Identify each line below that contains the word "défini", and copy it out.

****

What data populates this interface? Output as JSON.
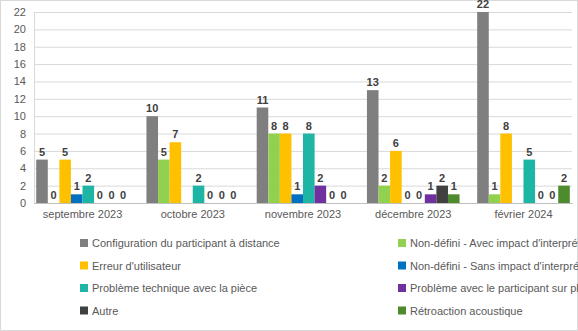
{
  "chart_data": {
    "type": "bar",
    "categories": [
      "septembre 2023",
      "octobre 2023",
      "novembre 2023",
      "décembre 2023",
      "février 2024"
    ],
    "series": [
      {
        "name": "Configuration du participant à distance",
        "color": "#7f7f7f",
        "values": [
          5,
          10,
          11,
          13,
          22
        ]
      },
      {
        "name": "Non-défini - Avec impact d'interprétation",
        "color": "#92d050",
        "values": [
          0,
          5,
          8,
          2,
          1
        ]
      },
      {
        "name": "Erreur d'utilisateur",
        "color": "#ffc000",
        "values": [
          5,
          7,
          8,
          6,
          8
        ]
      },
      {
        "name": "Non-défini - Sans impact d'interprétation",
        "color": "#0070c0",
        "values": [
          1,
          null,
          1,
          0,
          null
        ]
      },
      {
        "name": "Problème technique avec la pièce",
        "color": "#1fb5a5",
        "values": [
          2,
          2,
          8,
          0,
          5
        ]
      },
      {
        "name": "Problème avec le participant sur place",
        "color": "#7030a0",
        "values": [
          0,
          0,
          2,
          1,
          0
        ]
      },
      {
        "name": "Autre",
        "color": "#404040",
        "values": [
          0,
          0,
          0,
          2,
          0
        ]
      },
      {
        "name": "Rétroaction acoustique",
        "color": "#4e8a2e",
        "values": [
          0,
          0,
          0,
          1,
          2
        ]
      }
    ],
    "ylim": [
      0,
      22
    ],
    "yticks": [
      0,
      2,
      4,
      6,
      8,
      10,
      12,
      14,
      16,
      18,
      20,
      22
    ],
    "grid": true,
    "data_labels": true,
    "legend": "bottom"
  }
}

****

__SOLUTION FOR THIS PROBLEM__.
        "name": "Non-défini - Avec impact d'interprétation",
        "name": "Non-défini - Sans impact d'interprétation",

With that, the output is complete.